[Dataset items]
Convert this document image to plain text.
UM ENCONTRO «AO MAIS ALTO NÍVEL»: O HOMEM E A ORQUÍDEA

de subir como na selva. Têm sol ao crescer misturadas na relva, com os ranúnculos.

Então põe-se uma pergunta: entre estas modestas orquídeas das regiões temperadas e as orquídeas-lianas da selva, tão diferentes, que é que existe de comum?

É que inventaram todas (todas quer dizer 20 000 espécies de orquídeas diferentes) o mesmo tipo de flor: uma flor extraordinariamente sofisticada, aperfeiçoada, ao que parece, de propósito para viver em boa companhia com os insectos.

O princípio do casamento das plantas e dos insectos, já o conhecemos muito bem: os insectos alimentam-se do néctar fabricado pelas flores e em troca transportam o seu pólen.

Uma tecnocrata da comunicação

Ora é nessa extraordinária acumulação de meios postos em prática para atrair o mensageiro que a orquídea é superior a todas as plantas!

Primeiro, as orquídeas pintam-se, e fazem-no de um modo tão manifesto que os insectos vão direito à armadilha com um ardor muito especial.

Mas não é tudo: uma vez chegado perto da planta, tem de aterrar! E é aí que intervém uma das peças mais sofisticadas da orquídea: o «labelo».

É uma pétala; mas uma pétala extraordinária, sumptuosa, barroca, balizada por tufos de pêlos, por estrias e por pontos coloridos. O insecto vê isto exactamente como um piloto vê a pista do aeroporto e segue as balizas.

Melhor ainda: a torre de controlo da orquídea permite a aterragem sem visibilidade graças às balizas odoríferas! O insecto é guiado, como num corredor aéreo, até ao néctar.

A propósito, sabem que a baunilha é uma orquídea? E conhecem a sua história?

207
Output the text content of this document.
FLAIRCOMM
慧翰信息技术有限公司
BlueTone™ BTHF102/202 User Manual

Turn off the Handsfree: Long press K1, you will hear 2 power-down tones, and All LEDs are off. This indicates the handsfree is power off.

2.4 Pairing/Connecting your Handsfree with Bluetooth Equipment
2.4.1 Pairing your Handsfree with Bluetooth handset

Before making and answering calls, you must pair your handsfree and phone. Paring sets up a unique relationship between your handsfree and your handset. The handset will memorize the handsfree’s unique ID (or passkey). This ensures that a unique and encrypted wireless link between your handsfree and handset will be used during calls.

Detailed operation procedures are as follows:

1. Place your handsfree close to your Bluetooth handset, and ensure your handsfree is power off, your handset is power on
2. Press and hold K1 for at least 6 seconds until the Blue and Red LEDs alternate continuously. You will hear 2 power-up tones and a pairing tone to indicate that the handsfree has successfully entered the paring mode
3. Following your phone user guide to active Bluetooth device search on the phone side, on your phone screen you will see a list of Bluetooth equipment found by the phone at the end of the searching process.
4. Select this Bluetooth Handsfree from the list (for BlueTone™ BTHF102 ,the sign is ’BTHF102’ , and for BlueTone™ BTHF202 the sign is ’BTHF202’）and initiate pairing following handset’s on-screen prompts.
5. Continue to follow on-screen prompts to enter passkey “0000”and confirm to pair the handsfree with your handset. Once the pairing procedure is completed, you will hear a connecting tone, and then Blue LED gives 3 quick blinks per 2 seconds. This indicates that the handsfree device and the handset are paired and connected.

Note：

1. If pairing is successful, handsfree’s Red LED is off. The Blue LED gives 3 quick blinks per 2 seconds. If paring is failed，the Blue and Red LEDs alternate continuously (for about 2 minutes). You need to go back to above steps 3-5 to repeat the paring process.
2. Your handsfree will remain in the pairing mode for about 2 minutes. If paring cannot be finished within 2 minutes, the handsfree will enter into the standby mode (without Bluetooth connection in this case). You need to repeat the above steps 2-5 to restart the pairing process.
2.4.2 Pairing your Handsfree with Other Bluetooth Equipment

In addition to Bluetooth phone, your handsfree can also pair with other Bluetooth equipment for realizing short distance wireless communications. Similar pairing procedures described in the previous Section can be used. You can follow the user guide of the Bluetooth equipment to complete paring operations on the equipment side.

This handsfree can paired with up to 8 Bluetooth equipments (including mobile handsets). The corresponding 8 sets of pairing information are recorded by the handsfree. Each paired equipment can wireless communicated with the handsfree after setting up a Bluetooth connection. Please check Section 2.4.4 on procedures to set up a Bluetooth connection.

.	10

**INSTRUCTION**
Find how many lines of the entries contain "BlueTone". Respond with the number only.

**ANSWER TO THIS EXERCISE**
2